-- PROBLEM --
Read through the records below and copy each line that uses the word "JSON".

-- MATERIAL PROVIDED --
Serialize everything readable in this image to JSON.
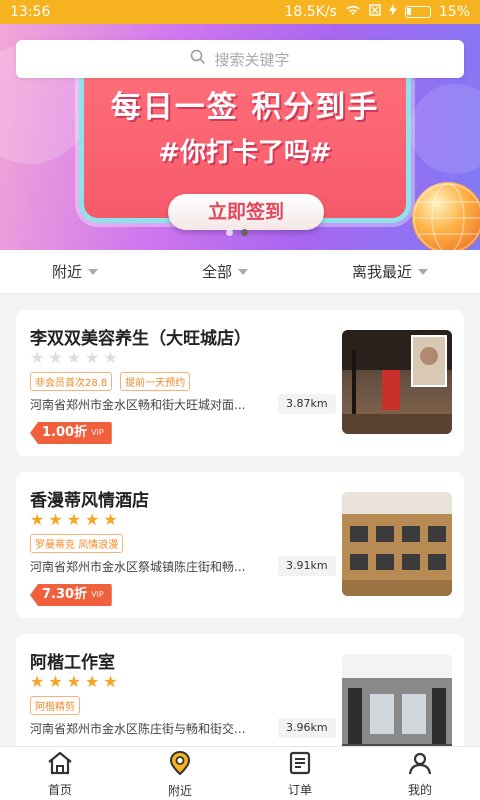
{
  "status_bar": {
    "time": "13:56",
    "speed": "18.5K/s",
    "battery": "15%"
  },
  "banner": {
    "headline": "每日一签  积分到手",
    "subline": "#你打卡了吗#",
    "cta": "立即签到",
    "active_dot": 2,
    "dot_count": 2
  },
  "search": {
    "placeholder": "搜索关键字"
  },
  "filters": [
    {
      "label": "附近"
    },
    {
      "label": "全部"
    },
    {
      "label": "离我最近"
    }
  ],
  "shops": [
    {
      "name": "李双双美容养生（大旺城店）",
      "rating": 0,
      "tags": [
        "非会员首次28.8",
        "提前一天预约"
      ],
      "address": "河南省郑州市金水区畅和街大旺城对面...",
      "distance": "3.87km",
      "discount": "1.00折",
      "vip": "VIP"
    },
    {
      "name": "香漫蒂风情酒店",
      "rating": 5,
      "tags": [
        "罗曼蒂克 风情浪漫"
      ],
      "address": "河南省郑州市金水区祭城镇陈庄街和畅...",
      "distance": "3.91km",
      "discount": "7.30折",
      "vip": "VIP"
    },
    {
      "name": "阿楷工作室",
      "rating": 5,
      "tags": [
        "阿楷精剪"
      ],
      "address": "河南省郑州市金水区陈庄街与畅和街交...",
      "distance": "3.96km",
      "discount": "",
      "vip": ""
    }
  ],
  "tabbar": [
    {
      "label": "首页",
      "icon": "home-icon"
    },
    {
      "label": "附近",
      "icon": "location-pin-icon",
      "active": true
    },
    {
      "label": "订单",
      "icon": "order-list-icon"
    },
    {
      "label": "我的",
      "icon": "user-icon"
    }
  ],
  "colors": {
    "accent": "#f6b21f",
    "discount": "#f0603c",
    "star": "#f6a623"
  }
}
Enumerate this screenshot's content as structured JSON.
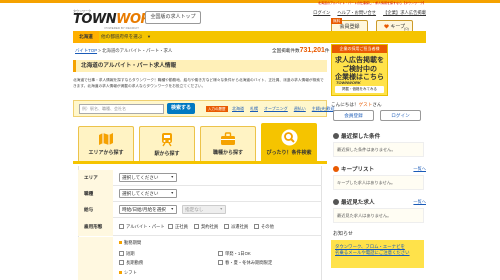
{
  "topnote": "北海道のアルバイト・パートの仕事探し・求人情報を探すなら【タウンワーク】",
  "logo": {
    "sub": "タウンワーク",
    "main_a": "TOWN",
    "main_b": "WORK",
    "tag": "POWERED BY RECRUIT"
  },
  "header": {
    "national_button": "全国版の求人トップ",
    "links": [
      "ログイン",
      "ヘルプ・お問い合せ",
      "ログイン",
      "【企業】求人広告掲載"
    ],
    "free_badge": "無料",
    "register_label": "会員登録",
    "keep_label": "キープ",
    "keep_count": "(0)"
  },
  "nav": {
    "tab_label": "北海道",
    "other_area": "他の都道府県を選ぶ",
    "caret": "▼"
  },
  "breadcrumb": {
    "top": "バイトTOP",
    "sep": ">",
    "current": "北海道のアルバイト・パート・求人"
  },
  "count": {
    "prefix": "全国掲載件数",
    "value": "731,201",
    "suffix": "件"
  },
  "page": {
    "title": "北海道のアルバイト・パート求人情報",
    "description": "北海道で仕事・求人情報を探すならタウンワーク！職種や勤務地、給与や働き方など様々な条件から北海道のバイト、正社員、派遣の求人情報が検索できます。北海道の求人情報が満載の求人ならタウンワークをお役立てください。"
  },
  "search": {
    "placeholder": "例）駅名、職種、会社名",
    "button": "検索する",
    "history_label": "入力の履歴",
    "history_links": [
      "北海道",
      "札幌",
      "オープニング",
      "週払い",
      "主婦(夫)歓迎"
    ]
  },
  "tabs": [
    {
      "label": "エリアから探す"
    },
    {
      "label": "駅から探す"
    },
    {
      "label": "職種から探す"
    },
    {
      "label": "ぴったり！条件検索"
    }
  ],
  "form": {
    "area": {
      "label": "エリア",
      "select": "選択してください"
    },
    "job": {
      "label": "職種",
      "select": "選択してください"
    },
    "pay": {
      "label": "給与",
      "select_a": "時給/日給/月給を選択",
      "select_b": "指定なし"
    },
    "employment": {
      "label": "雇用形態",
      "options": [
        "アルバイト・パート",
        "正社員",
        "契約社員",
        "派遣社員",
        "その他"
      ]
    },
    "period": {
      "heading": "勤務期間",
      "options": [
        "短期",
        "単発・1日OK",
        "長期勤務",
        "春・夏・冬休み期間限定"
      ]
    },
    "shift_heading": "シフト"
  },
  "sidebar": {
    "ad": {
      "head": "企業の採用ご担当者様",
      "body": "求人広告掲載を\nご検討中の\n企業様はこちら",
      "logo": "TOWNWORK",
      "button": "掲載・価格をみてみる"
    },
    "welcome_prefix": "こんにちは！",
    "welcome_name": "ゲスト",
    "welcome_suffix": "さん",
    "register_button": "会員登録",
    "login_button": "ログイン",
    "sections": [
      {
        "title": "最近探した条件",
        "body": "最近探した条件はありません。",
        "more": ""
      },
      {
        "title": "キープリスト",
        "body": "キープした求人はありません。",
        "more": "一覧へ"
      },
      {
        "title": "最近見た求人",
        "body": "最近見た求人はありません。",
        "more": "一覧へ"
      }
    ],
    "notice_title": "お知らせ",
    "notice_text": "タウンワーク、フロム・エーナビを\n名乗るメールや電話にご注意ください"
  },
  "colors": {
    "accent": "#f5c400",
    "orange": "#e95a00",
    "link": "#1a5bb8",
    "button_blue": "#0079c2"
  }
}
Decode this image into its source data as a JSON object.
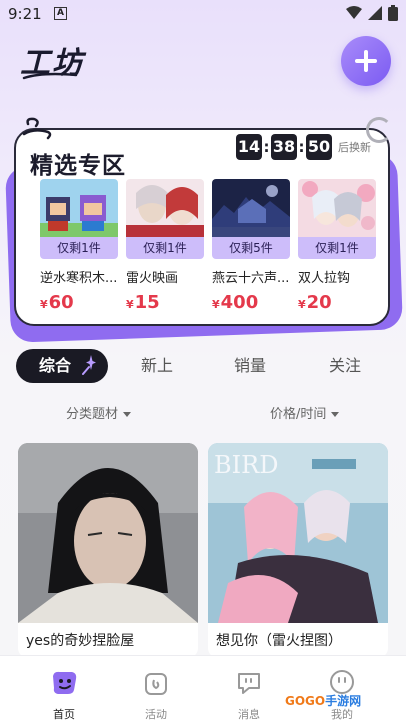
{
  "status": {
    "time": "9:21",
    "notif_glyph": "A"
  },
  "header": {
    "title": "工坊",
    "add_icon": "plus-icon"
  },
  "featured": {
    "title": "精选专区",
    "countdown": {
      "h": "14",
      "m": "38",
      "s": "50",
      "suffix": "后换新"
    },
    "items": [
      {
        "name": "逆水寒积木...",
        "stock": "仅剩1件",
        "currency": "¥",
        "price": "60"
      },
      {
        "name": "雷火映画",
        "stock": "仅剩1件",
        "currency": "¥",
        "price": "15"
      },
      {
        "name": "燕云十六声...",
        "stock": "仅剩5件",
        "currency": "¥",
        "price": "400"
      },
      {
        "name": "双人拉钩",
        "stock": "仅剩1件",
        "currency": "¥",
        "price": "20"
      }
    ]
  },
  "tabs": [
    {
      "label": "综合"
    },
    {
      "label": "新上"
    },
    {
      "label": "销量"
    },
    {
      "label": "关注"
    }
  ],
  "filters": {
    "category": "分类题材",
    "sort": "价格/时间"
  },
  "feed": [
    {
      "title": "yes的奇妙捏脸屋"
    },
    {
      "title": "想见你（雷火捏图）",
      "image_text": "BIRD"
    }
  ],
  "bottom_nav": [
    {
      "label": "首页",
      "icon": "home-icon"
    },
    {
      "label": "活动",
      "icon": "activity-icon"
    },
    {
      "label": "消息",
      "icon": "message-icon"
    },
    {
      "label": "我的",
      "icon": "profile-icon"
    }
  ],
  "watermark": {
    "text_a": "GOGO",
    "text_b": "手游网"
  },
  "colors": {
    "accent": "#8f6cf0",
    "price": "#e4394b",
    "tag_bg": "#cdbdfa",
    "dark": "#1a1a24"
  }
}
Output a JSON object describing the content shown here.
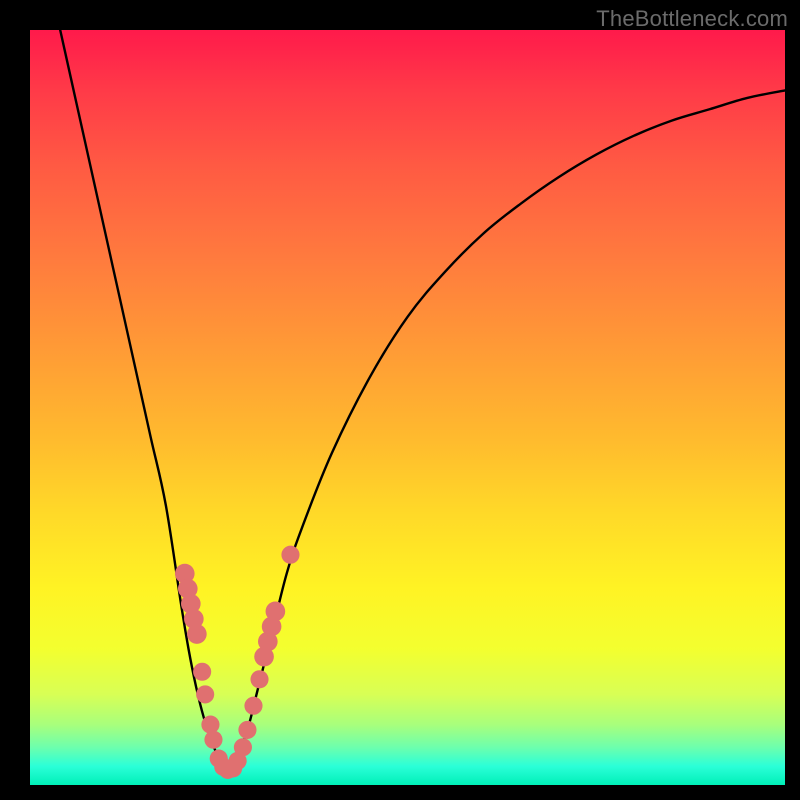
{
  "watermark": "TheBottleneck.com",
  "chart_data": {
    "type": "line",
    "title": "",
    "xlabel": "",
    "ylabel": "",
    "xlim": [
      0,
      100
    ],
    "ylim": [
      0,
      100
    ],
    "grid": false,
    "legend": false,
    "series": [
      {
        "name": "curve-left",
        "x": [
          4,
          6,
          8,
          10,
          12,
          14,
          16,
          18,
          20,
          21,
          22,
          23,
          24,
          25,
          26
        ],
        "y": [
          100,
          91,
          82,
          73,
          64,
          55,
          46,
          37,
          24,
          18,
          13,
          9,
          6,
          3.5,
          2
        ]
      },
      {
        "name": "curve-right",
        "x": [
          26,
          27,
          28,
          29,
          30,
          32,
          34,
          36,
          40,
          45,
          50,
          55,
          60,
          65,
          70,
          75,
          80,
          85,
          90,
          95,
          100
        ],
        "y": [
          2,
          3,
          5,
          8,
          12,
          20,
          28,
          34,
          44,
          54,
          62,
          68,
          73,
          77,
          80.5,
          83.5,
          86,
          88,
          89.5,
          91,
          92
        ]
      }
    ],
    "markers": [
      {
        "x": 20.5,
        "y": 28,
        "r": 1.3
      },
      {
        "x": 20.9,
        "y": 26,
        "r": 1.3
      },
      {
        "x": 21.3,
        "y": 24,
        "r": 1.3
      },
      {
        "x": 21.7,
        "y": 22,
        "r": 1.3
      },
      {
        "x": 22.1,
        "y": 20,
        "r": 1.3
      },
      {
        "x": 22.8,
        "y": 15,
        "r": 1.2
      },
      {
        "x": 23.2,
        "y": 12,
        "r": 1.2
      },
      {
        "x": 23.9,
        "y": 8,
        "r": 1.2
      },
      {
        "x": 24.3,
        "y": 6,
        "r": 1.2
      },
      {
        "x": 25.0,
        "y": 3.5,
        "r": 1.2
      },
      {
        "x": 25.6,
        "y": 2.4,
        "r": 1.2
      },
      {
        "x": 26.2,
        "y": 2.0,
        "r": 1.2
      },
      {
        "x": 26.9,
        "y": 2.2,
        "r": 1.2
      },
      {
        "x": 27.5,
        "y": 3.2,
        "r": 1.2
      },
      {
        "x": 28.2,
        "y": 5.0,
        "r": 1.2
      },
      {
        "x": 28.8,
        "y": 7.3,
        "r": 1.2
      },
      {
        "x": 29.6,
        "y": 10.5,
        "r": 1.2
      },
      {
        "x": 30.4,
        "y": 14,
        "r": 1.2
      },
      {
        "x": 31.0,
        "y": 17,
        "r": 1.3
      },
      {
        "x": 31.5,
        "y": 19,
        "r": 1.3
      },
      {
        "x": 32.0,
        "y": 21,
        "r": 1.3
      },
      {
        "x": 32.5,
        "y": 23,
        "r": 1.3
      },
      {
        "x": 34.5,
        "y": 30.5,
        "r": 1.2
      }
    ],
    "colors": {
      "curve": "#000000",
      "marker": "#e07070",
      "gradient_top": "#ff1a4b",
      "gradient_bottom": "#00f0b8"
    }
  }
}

-- WRITTEN REPLY --
Serialize everything readable in this image to JSON.
Enumerate this screenshot's content as structured JSON.
Decode this image into its source data as a JSON object.
Output a JSON object describing the content shown here.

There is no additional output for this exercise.